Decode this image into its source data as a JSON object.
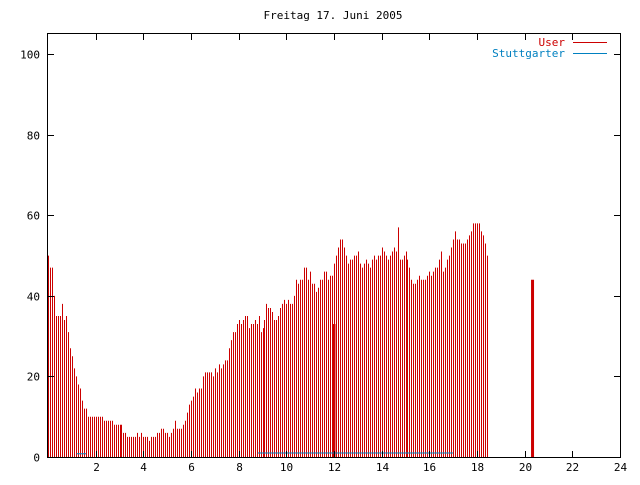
{
  "chart_data": {
    "type": "bar",
    "title": "Freitag 17. Juni 2005",
    "xlabel": "",
    "ylabel": "",
    "xlim": [
      0,
      24
    ],
    "ylim": [
      0,
      105
    ],
    "x_ticks": [
      2,
      4,
      6,
      8,
      10,
      12,
      14,
      16,
      18,
      20,
      22,
      24
    ],
    "y_ticks": [
      0,
      20,
      40,
      60,
      80,
      100
    ],
    "grid": false,
    "legend_position": "top-right",
    "interval_minutes": 5,
    "series": [
      {
        "name": "User",
        "color": "#cc0000",
        "values": [
          50,
          47,
          47,
          40,
          35,
          35,
          35,
          38,
          34,
          35,
          31,
          27,
          25,
          22,
          20,
          18,
          17,
          14,
          12,
          12,
          10,
          10,
          10,
          10,
          10,
          10,
          10,
          10,
          9,
          9,
          9,
          9,
          9,
          8,
          8,
          8,
          8,
          8,
          6,
          6,
          5,
          5,
          5,
          5,
          5,
          6,
          5,
          6,
          5,
          5,
          5,
          4,
          5,
          5,
          5,
          6,
          6,
          7,
          7,
          6,
          6,
          5,
          6,
          7,
          9,
          7,
          7,
          7,
          8,
          9,
          11,
          13,
          14,
          15,
          17,
          16,
          17,
          17,
          20,
          21,
          21,
          21,
          21,
          20,
          22,
          21,
          23,
          22,
          23,
          24,
          24,
          27,
          29,
          31,
          31,
          33,
          34,
          33,
          34,
          35,
          35,
          32,
          33,
          33,
          34,
          33,
          35,
          31,
          32,
          34,
          38,
          37,
          37,
          36,
          34,
          34,
          35,
          37,
          38,
          39,
          38,
          39,
          38,
          38,
          40,
          44,
          43,
          44,
          44,
          47,
          47,
          44,
          46,
          43,
          43,
          41,
          42,
          44,
          44,
          46,
          46,
          44,
          45,
          45,
          48,
          50,
          52,
          54,
          54,
          52,
          50,
          48,
          49,
          49,
          50,
          50,
          51,
          48,
          47,
          48,
          49,
          48,
          47,
          49,
          50,
          49,
          50,
          50,
          52,
          51,
          50,
          49,
          50,
          51,
          52,
          51,
          57,
          49,
          49,
          50,
          51,
          49,
          47,
          44,
          43,
          43,
          44,
          45,
          44,
          44,
          44,
          45,
          46,
          45,
          46,
          47,
          47,
          49,
          51,
          46,
          47,
          49,
          50,
          52,
          54,
          56,
          54,
          54,
          53,
          53,
          53,
          54,
          55,
          56,
          58,
          58,
          58,
          58,
          56,
          55,
          53,
          50
        ],
        "highlight_bars": [
          {
            "x": 12.0,
            "value": 33
          },
          {
            "x": 20.33,
            "value": 44
          }
        ]
      },
      {
        "name": "Stuttgarter",
        "color": "#0080c0",
        "segments": [
          {
            "x": [
              1.2,
              1.6
            ],
            "value": 0.8
          },
          {
            "x": [
              8.8,
              17.0
            ],
            "value": 1.0
          }
        ]
      }
    ]
  }
}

→ **Task requirements**
Your task is an exact transcription of all the data, minus the pictures.

→ **Solution to the problem**
Decode this image into its source data as a JSON object.
{
  "chart_data": {
    "type": "bar",
    "title": "Freitag 17. Juni 2005",
    "xlabel": "",
    "ylabel": "",
    "xlim": [
      0,
      24
    ],
    "ylim": [
      0,
      105
    ],
    "x_ticks": [
      2,
      4,
      6,
      8,
      10,
      12,
      14,
      16,
      18,
      20,
      22,
      24
    ],
    "y_ticks": [
      0,
      20,
      40,
      60,
      80,
      100
    ],
    "grid": false,
    "legend_position": "top-right",
    "interval_minutes": 5,
    "series": [
      {
        "name": "User",
        "color": "#cc0000",
        "values": [
          50,
          47,
          47,
          40,
          35,
          35,
          35,
          38,
          34,
          35,
          31,
          27,
          25,
          22,
          20,
          18,
          17,
          14,
          12,
          12,
          10,
          10,
          10,
          10,
          10,
          10,
          10,
          10,
          9,
          9,
          9,
          9,
          9,
          8,
          8,
          8,
          8,
          8,
          6,
          6,
          5,
          5,
          5,
          5,
          5,
          6,
          5,
          6,
          5,
          5,
          5,
          4,
          5,
          5,
          5,
          6,
          6,
          7,
          7,
          6,
          6,
          5,
          6,
          7,
          9,
          7,
          7,
          7,
          8,
          9,
          11,
          13,
          14,
          15,
          17,
          16,
          17,
          17,
          20,
          21,
          21,
          21,
          21,
          20,
          22,
          21,
          23,
          22,
          23,
          24,
          24,
          27,
          29,
          31,
          31,
          33,
          34,
          33,
          34,
          35,
          35,
          32,
          33,
          33,
          34,
          33,
          35,
          31,
          32,
          34,
          38,
          37,
          37,
          36,
          34,
          34,
          35,
          37,
          38,
          39,
          38,
          39,
          38,
          38,
          40,
          44,
          43,
          44,
          44,
          47,
          47,
          44,
          46,
          43,
          43,
          41,
          42,
          44,
          44,
          46,
          46,
          44,
          45,
          45,
          48,
          50,
          52,
          54,
          54,
          52,
          50,
          48,
          49,
          49,
          50,
          50,
          51,
          48,
          47,
          48,
          49,
          48,
          47,
          49,
          50,
          49,
          50,
          50,
          52,
          51,
          50,
          49,
          50,
          51,
          52,
          51,
          57,
          49,
          49,
          50,
          51,
          49,
          47,
          44,
          43,
          43,
          44,
          45,
          44,
          44,
          44,
          45,
          46,
          45,
          46,
          47,
          47,
          49,
          51,
          46,
          47,
          49,
          50,
          52,
          54,
          56,
          54,
          54,
          53,
          53,
          53,
          54,
          55,
          56,
          58,
          58,
          58,
          58,
          56,
          55,
          53,
          50
        ],
        "highlight_bars": [
          {
            "x": 12.0,
            "value": 33
          },
          {
            "x": 20.33,
            "value": 44
          }
        ]
      },
      {
        "name": "Stuttgarter",
        "color": "#0080c0",
        "segments": [
          {
            "x": [
              1.2,
              1.6
            ],
            "value": 0.8
          },
          {
            "x": [
              8.8,
              17.0
            ],
            "value": 1.0
          }
        ]
      }
    ]
  }
}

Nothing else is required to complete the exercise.